[Task statement]: The records below must be transcribed exactly. Do not include the pictures.

==== Provided entries

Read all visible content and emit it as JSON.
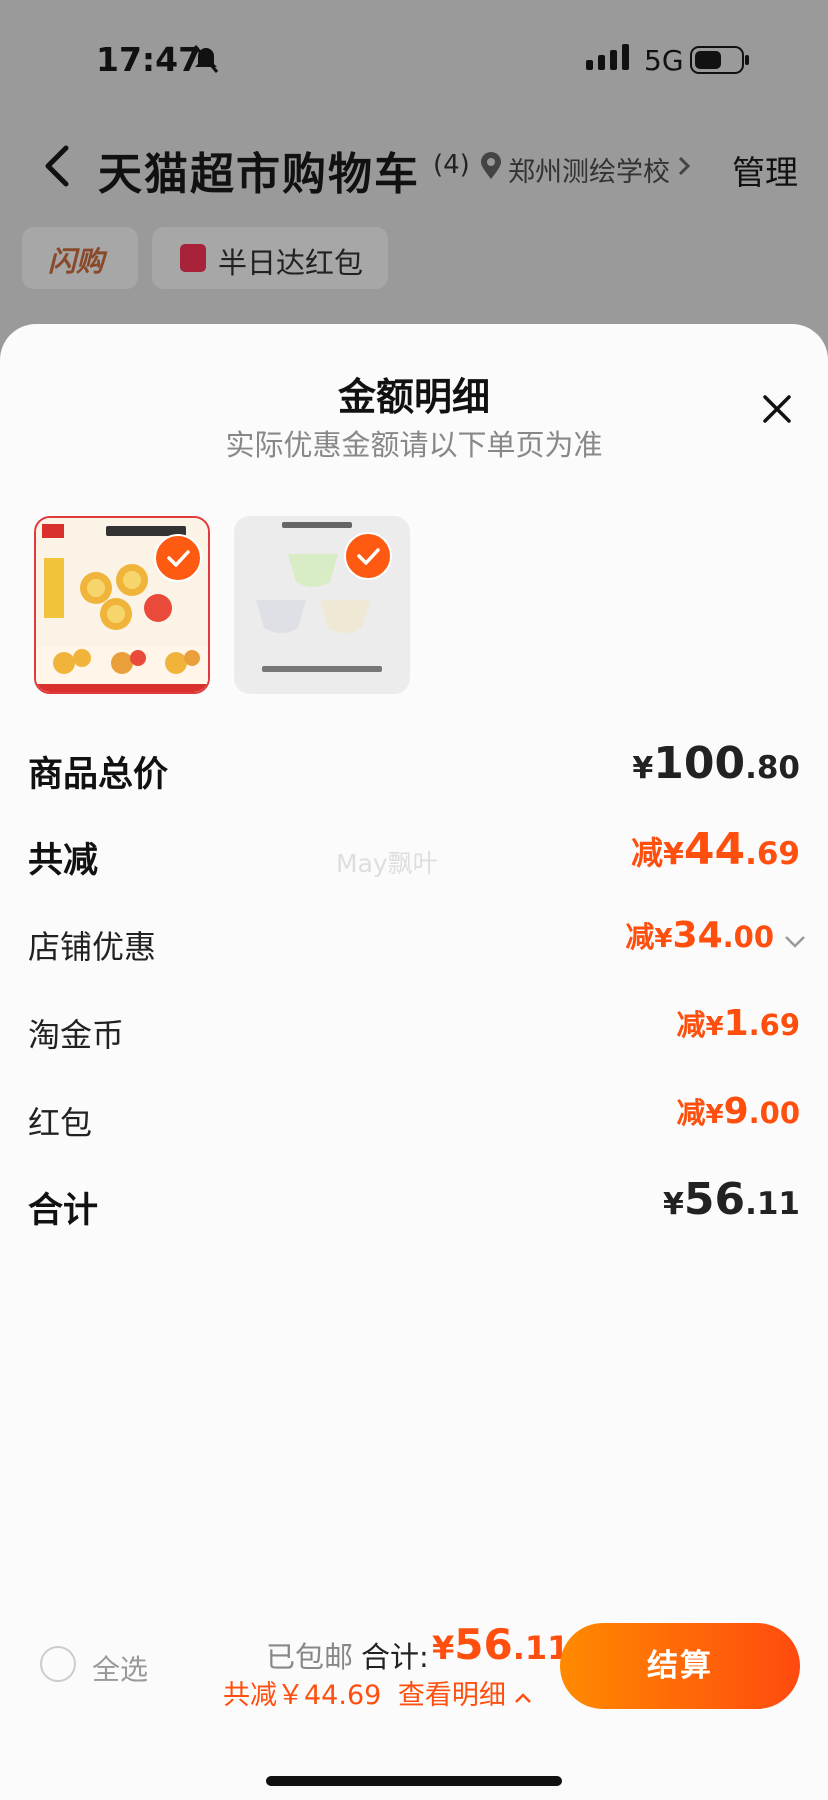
{
  "status_bar": {
    "time": "17:47",
    "network": "5G"
  },
  "nav": {
    "title": "天猫超市购物车",
    "count": "(4)",
    "location": "郑州测绘学校",
    "manage": "管理"
  },
  "chips": {
    "flash": "闪购",
    "red_packet": "半日达红包"
  },
  "sheet": {
    "title": "金额明细",
    "subtitle": "实际优惠金额请以下单页为准",
    "watermark": "May飘叶",
    "rows": {
      "total_price": {
        "label": "商品总价",
        "yen": "¥",
        "int": "100",
        "dec": ".80"
      },
      "total_discount": {
        "label": "共减",
        "prefix": "减",
        "yen": "¥",
        "int": "44",
        "dec": ".69"
      },
      "store_discount": {
        "label": "店铺优惠",
        "prefix": "减",
        "yen": "¥",
        "int": "34",
        "dec": ".00"
      },
      "coins": {
        "label": "淘金币",
        "prefix": "减",
        "yen": "¥",
        "int": "1",
        "dec": ".69"
      },
      "red_packet": {
        "label": "红包",
        "prefix": "减",
        "yen": "¥",
        "int": "9",
        "dec": ".00"
      },
      "sum": {
        "label": "合计",
        "yen": "¥",
        "int": "56",
        "dec": ".11"
      }
    }
  },
  "bottom_bar": {
    "select_all": "全选",
    "shipped": "已包邮",
    "total_label": "合计:",
    "total_yen": "¥",
    "total_int": "56",
    "total_dec": ".11",
    "discount_text": "共减￥44.69",
    "detail_link": "查看明细",
    "checkout": "结算"
  },
  "colors": {
    "accent": "#ff4f0f",
    "checkout_start": "#ff8a00",
    "checkout_end": "#ff4a0f"
  },
  "icons": [
    "back-arrow-icon",
    "location-pin-icon",
    "chevron-right-icon",
    "close-icon",
    "checkmark-icon",
    "chevron-down-icon",
    "chevron-up-icon",
    "bell-muted-icon",
    "signal-icon",
    "battery-icon"
  ]
}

========

[Finished answer]:
Read all visible content and emit it as JSON.
{
  "status_bar": {
    "time": "17:47",
    "network": "5G"
  },
  "nav": {
    "title": "天猫超市购物车",
    "count": "(4)",
    "location": "郑州测绘学校",
    "manage": "管理"
  },
  "chips": {
    "flash": "闪购",
    "red_packet": "半日达红包"
  },
  "sheet": {
    "title": "金额明细",
    "subtitle": "实际优惠金额请以下单页为准",
    "watermark": "May飘叶",
    "rows": {
      "total_price": {
        "label": "商品总价",
        "yen": "¥",
        "int": "100",
        "dec": ".80"
      },
      "total_discount": {
        "label": "共减",
        "prefix": "减",
        "yen": "¥",
        "int": "44",
        "dec": ".69"
      },
      "store_discount": {
        "label": "店铺优惠",
        "prefix": "减",
        "yen": "¥",
        "int": "34",
        "dec": ".00"
      },
      "coins": {
        "label": "淘金币",
        "prefix": "减",
        "yen": "¥",
        "int": "1",
        "dec": ".69"
      },
      "red_packet": {
        "label": "红包",
        "prefix": "减",
        "yen": "¥",
        "int": "9",
        "dec": ".00"
      },
      "sum": {
        "label": "合计",
        "yen": "¥",
        "int": "56",
        "dec": ".11"
      }
    }
  },
  "bottom_bar": {
    "select_all": "全选",
    "shipped": "已包邮",
    "total_label": "合计:",
    "total_yen": "¥",
    "total_int": "56",
    "total_dec": ".11",
    "discount_text": "共减￥44.69",
    "detail_link": "查看明细",
    "checkout": "结算"
  },
  "colors": {
    "accent": "#ff4f0f",
    "checkout_start": "#ff8a00",
    "checkout_end": "#ff4a0f"
  },
  "icons": [
    "back-arrow-icon",
    "location-pin-icon",
    "chevron-right-icon",
    "close-icon",
    "checkmark-icon",
    "chevron-down-icon",
    "chevron-up-icon",
    "bell-muted-icon",
    "signal-icon",
    "battery-icon"
  ]
}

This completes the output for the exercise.